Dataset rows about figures

════════════════

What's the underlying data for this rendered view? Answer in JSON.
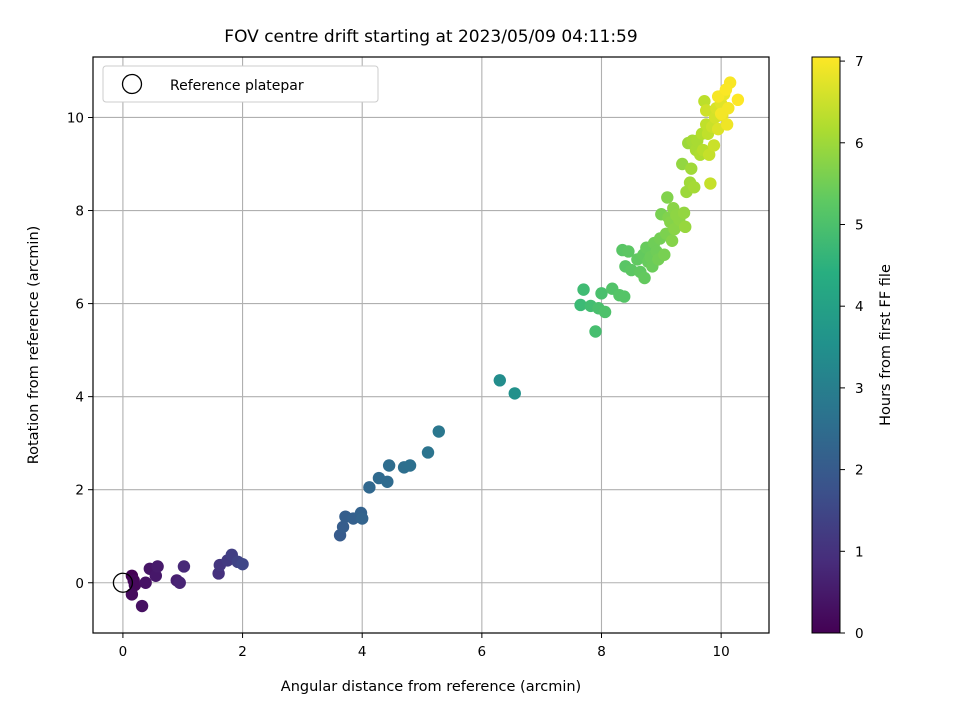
{
  "chart_data": {
    "type": "scatter",
    "title": "FOV centre drift starting at 2023/05/09 04:11:59",
    "xlabel": "Angular distance from reference (arcmin)",
    "ylabel": "Rotation from reference (arcmin)",
    "xlim": [
      -0.5,
      10.8
    ],
    "ylim": [
      -1.08,
      11.3
    ],
    "xticks": [
      0,
      2,
      4,
      6,
      8,
      10
    ],
    "yticks": [
      0,
      2,
      4,
      6,
      8,
      10
    ],
    "grid": true,
    "colorbar": {
      "label": "Hours from first FF file",
      "range": [
        0,
        7.05
      ],
      "ticks": [
        0,
        1,
        2,
        3,
        4,
        5,
        6,
        7
      ],
      "colormap": "viridis"
    },
    "legend": {
      "position": "top-left",
      "entries": [
        "Reference platepar"
      ]
    },
    "reference_point": {
      "x": 0,
      "y": 0
    },
    "series": [
      {
        "name": "Reference platepar",
        "marker": "open-circle",
        "points": [
          [
            0,
            0
          ]
        ]
      }
    ],
    "points": [
      [
        0.15,
        0.15,
        0.0
      ],
      [
        0.18,
        0.05,
        0.1
      ],
      [
        0.2,
        -0.05,
        0.15
      ],
      [
        0.15,
        -0.25,
        0.2
      ],
      [
        0.32,
        -0.5,
        0.3
      ],
      [
        0.38,
        0.0,
        0.35
      ],
      [
        0.45,
        0.3,
        0.4
      ],
      [
        0.55,
        0.15,
        0.45
      ],
      [
        0.58,
        0.35,
        0.5
      ],
      [
        0.9,
        0.05,
        0.6
      ],
      [
        0.95,
        0.0,
        0.7
      ],
      [
        1.02,
        0.35,
        0.8
      ],
      [
        1.6,
        0.2,
        1.0
      ],
      [
        1.62,
        0.38,
        1.1
      ],
      [
        1.75,
        0.48,
        1.2
      ],
      [
        1.82,
        0.6,
        1.3
      ],
      [
        1.92,
        0.45,
        1.4
      ],
      [
        2.0,
        0.4,
        1.5
      ],
      [
        3.63,
        1.02,
        2.0
      ],
      [
        3.68,
        1.2,
        2.05
      ],
      [
        3.72,
        1.42,
        2.1
      ],
      [
        3.85,
        1.38,
        2.15
      ],
      [
        3.98,
        1.5,
        2.2
      ],
      [
        4.0,
        1.38,
        2.25
      ],
      [
        4.12,
        2.05,
        2.35
      ],
      [
        4.28,
        2.25,
        2.4
      ],
      [
        4.42,
        2.17,
        2.45
      ],
      [
        4.45,
        2.52,
        2.5
      ],
      [
        4.7,
        2.48,
        2.55
      ],
      [
        4.8,
        2.52,
        2.6
      ],
      [
        5.1,
        2.8,
        2.7
      ],
      [
        5.28,
        3.25,
        2.8
      ],
      [
        6.3,
        4.35,
        3.45
      ],
      [
        6.55,
        4.07,
        3.55
      ],
      [
        7.65,
        5.97,
        4.8
      ],
      [
        7.7,
        6.3,
        4.85
      ],
      [
        7.82,
        5.95,
        4.9
      ],
      [
        7.9,
        5.4,
        4.95
      ],
      [
        7.95,
        5.9,
        5.0
      ],
      [
        8.0,
        6.22,
        5.0
      ],
      [
        8.06,
        5.82,
        5.05
      ],
      [
        8.18,
        6.32,
        5.1
      ],
      [
        8.3,
        6.18,
        5.15
      ],
      [
        8.38,
        6.15,
        5.15
      ],
      [
        8.35,
        7.15,
        5.2
      ],
      [
        8.4,
        6.8,
        5.2
      ],
      [
        8.45,
        7.12,
        5.25
      ],
      [
        8.5,
        6.72,
        5.25
      ],
      [
        8.6,
        6.95,
        5.3
      ],
      [
        8.65,
        6.68,
        5.3
      ],
      [
        8.7,
        7.05,
        5.35
      ],
      [
        8.72,
        6.55,
        5.35
      ],
      [
        8.75,
        7.2,
        5.4
      ],
      [
        8.78,
        6.9,
        5.4
      ],
      [
        8.82,
        7.0,
        5.45
      ],
      [
        8.85,
        6.8,
        5.45
      ],
      [
        8.88,
        7.3,
        5.5
      ],
      [
        8.92,
        7.12,
        5.5
      ],
      [
        8.95,
        6.95,
        5.55
      ],
      [
        8.98,
        7.4,
        5.55
      ],
      [
        9.0,
        7.92,
        5.6
      ],
      [
        9.05,
        7.05,
        5.6
      ],
      [
        9.08,
        7.5,
        5.65
      ],
      [
        9.1,
        8.28,
        5.7
      ],
      [
        9.12,
        7.85,
        5.7
      ],
      [
        9.15,
        7.75,
        5.75
      ],
      [
        9.18,
        7.35,
        5.75
      ],
      [
        9.2,
        8.05,
        5.8
      ],
      [
        9.22,
        7.6,
        5.8
      ],
      [
        9.25,
        7.9,
        5.85
      ],
      [
        9.3,
        7.8,
        5.85
      ],
      [
        9.35,
        9.0,
        5.9
      ],
      [
        9.38,
        7.95,
        5.9
      ],
      [
        9.4,
        7.65,
        5.95
      ],
      [
        9.42,
        8.4,
        6.0
      ],
      [
        9.45,
        9.45,
        6.0
      ],
      [
        9.48,
        8.6,
        6.05
      ],
      [
        9.5,
        8.9,
        6.05
      ],
      [
        9.52,
        9.5,
        6.1
      ],
      [
        9.55,
        8.5,
        6.1
      ],
      [
        9.58,
        9.3,
        6.15
      ],
      [
        9.6,
        9.5,
        6.15
      ],
      [
        9.65,
        9.2,
        6.2
      ],
      [
        9.68,
        9.65,
        6.25
      ],
      [
        9.7,
        9.3,
        6.3
      ],
      [
        9.72,
        10.35,
        6.35
      ],
      [
        9.75,
        9.85,
        6.4
      ],
      [
        9.78,
        9.65,
        6.4
      ],
      [
        9.8,
        9.2,
        6.45
      ],
      [
        9.82,
        8.58,
        6.45
      ],
      [
        9.85,
        9.8,
        6.5
      ],
      [
        9.88,
        9.4,
        6.5
      ],
      [
        9.75,
        10.15,
        6.55
      ],
      [
        9.9,
        10.0,
        6.6
      ],
      [
        9.92,
        10.2,
        6.65
      ],
      [
        9.95,
        9.75,
        6.7
      ],
      [
        10.0,
        10.3,
        6.75
      ],
      [
        10.02,
        10.05,
        6.8
      ],
      [
        10.05,
        10.5,
        6.85
      ],
      [
        10.1,
        9.85,
        6.9
      ],
      [
        10.12,
        10.2,
        6.95
      ],
      [
        10.15,
        10.75,
        7.0
      ],
      [
        10.28,
        10.38,
        7.05
      ],
      [
        10.0,
        10.08,
        6.95
      ],
      [
        9.95,
        10.45,
        6.98
      ],
      [
        10.08,
        10.6,
        7.02
      ]
    ]
  }
}
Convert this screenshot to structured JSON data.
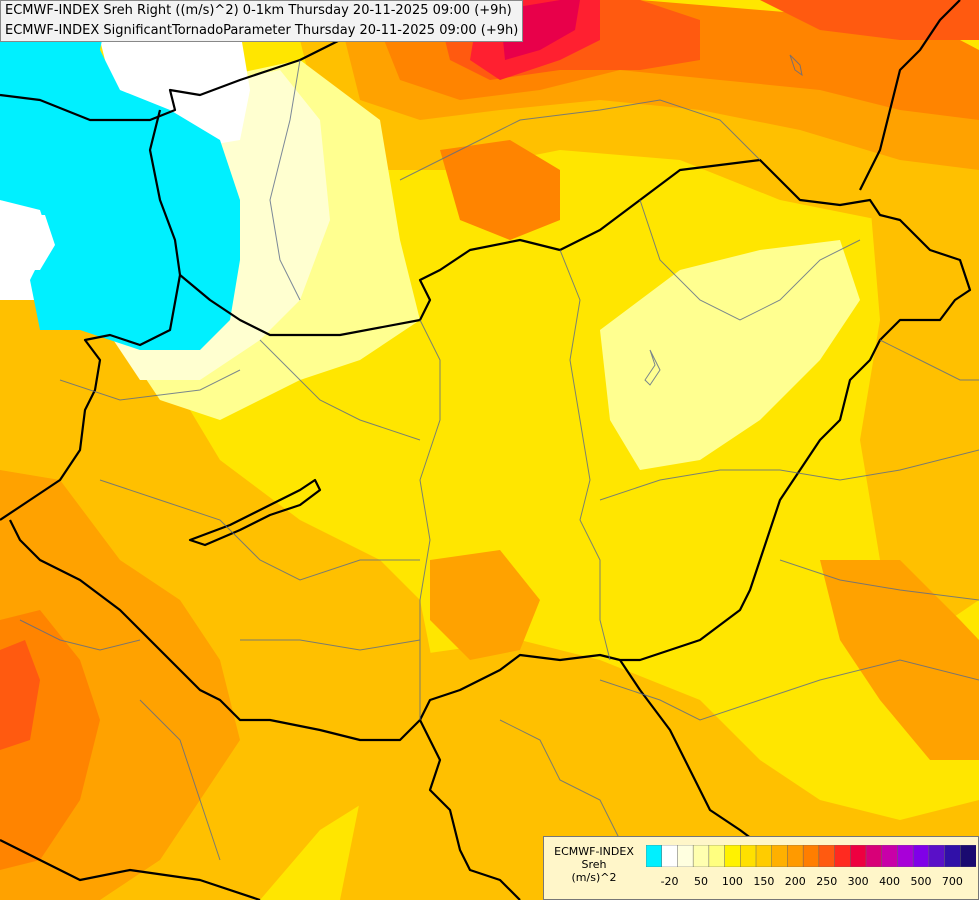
{
  "header": {
    "line1": "ECMWF-INDEX Sreh Right ((m/s)^2) 0-1km Thursday 20-11-2025 09:00 (+9h)",
    "line2": "ECMWF-INDEX SignificantTornadoParameter Thursday 20-11-2025 09:00 (+9h)"
  },
  "legend": {
    "title": [
      "ECMWF-INDEX",
      "Sreh",
      "(m/s)^2"
    ],
    "colors": [
      "#00f0ff",
      "#ffffff",
      "#ffffe0",
      "#ffffb0",
      "#ffff80",
      "#fff200",
      "#ffe000",
      "#ffcc00",
      "#ffb000",
      "#ff9a00",
      "#ff7e00",
      "#ff5a10",
      "#ff2a20",
      "#ee0040",
      "#d80078",
      "#c800a8",
      "#a800d8",
      "#8000e8",
      "#5a10c8",
      "#3010a8",
      "#1a0a70"
    ],
    "ticks": [
      "-20",
      "50",
      "100",
      "150",
      "200",
      "250",
      "300",
      "400",
      "500",
      "700"
    ]
  },
  "map": {
    "background": "#ffe600",
    "layers": {
      "cyan": "#00f0ff",
      "white": "#ffffff",
      "pale": "#ffffd0",
      "lightyellow": "#ffff90",
      "yellow": "#ffee00",
      "gold": "#ffd800",
      "amber": "#ffc000",
      "orange": "#ffa200",
      "darkorange": "#ff8400",
      "redorange": "#ff5a10",
      "red": "#ff2030",
      "crimson": "#e8004a"
    },
    "border_color": "#000000",
    "river_color": "#5a6a8a"
  }
}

════════════════

** What you should do **
In the entries above, identify every line with the string "from".

** Result for this exercise **
    "xlabel": "Angular distance from reference (arcmin)",
    "ylabel": "Rotation from reference (arcmin)",
      "label": "Hours from first FF file",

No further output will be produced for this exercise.